WHAT TO WORK ON
• 1. Condense the paragraph of the beam pattern abstract that begins "An unsupervised machine learning method" into a short bulleted list that keeps its main facts.
• 2. Write the text that follows the last sentence of the beam pattern abstract.

SELECTED TEXT
Abstract
An unsupervised machine learning method, referred to as the physics-aware generative adversarial network (PAGAN), is proposed for synthesizing a desired beam pattern by optimizing and configuring the feeding for each element, array spacing, and number of elements. By merging the related physical formulas for antenna synthesis into the loss function, the physics-aware neural network (PANN) generates the solution space, comprising the amplitude and phase of the array factor; then, the confrontation between expected and predicted beam patterns directs the PAGAN with the PANN module to produce the desired radiation pattern. In the process, we integrate physical information and penalty terms to improve physical interpretability and guide the model toward consistent physical solutions, respectively. In addition, a new masking and encoding technique is established to guarantee the continuity of differentiation in the solution space and handle variable-length inputs. As shown by numerical examples, compared with existing methods, our proposed unsupervised machine learning method achieves the desired radiation pattern with fewer antennas automatically and in a faster and more efficient way.

Dataset records:
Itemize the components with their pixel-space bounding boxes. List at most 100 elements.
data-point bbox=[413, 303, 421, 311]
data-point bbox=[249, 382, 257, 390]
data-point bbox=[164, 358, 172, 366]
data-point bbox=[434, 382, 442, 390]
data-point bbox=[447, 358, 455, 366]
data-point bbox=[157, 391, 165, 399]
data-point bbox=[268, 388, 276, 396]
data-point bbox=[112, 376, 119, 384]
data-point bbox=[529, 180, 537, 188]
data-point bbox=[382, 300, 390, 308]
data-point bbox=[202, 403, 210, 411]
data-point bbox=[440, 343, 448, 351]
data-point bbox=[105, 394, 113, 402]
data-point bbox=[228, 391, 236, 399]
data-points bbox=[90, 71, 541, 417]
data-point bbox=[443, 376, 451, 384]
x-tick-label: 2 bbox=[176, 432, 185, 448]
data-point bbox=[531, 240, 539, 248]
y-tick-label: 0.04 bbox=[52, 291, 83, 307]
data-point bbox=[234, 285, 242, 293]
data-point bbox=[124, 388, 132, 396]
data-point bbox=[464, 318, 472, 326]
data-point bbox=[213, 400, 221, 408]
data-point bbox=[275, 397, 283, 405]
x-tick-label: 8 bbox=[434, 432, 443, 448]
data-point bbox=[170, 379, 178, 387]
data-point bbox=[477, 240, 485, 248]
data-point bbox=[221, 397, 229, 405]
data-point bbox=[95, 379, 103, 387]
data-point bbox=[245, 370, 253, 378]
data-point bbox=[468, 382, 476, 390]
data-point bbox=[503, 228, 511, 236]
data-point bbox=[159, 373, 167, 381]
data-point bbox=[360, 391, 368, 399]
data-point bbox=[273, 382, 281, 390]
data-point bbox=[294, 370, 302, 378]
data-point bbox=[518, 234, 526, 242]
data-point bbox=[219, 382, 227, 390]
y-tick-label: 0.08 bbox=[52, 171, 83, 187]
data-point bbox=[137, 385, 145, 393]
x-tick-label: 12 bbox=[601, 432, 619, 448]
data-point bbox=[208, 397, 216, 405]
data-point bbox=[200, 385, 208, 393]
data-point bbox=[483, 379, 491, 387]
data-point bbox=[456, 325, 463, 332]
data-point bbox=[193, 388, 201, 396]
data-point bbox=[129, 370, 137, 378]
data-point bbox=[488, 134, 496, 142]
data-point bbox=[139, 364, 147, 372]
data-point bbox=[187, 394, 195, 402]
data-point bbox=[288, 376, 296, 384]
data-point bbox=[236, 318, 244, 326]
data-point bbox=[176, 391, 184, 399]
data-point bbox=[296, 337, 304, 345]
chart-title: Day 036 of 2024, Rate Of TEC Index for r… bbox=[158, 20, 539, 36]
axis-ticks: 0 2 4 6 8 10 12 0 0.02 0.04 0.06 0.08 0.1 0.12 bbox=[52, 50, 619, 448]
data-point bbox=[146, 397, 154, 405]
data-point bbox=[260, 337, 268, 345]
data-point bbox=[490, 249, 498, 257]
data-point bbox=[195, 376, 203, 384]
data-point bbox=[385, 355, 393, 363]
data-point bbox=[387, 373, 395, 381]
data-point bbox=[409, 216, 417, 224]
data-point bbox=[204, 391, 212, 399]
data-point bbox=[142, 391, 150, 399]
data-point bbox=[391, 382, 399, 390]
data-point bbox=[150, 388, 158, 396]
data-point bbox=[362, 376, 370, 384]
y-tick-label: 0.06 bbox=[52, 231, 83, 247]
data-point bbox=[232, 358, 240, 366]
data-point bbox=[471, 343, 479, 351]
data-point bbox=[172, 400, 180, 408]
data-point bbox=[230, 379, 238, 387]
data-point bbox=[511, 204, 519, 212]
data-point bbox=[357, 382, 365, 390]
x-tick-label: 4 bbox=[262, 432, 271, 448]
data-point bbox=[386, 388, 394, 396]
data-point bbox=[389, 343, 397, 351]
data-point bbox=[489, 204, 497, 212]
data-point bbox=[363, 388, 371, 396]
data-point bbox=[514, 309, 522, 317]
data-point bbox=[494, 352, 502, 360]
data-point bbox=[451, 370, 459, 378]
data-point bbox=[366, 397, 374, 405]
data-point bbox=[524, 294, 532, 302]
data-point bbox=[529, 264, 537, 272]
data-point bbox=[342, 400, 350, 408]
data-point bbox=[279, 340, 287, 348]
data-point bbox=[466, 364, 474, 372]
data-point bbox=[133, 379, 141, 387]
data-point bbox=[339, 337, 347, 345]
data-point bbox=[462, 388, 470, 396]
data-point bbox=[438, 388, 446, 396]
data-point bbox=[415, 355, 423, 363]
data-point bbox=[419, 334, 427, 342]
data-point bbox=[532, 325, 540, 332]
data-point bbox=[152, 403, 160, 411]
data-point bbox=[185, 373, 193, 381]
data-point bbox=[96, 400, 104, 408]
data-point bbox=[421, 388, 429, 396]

ANSWERS BY ITEM NUMBER
• 1.
- PAGAN (physics-aware generative adversarial network) is an unsupervised machine learning method. It synthesizes a desired beam pattern by optimizing element feeding, array spacing, and number of elements.
- Antenna synthesis formulas are merged into the loss function. This lets the physics-aware neural network (PANN) generate the solution space: the amplitude and phase of the array factor.
- The confrontation between expected and predicted beam patterns directs PAGAN, with its PANN module, to produce the desired radiation pattern.
- Physical information improves interpretability, and penalty terms guide the model toward consistent physical solutions.
- A new masking and encoding technique keeps differentiation continuous in the solution space and handles variable-length inputs.
- Numerical examples show that, compared with existing methods, it reaches the desired pattern with fewer antennas, automatically, faster, and more efficiently.

• 2.
| Original language | English |
|---|---|
| Pages (from-to) | 6311-6325 |
| Number of pages | 15 |
| Journal | IEEE Transactions on Antennas and Propagation |
| Volume | 73 |
| Issue number | 9 |
| DOIs | |
| Publication status | Published - 2025 |
Keywords
- Array antenna
- array synthesis
- cost reduction
- physics-aware generative adversarial network (PAGAN)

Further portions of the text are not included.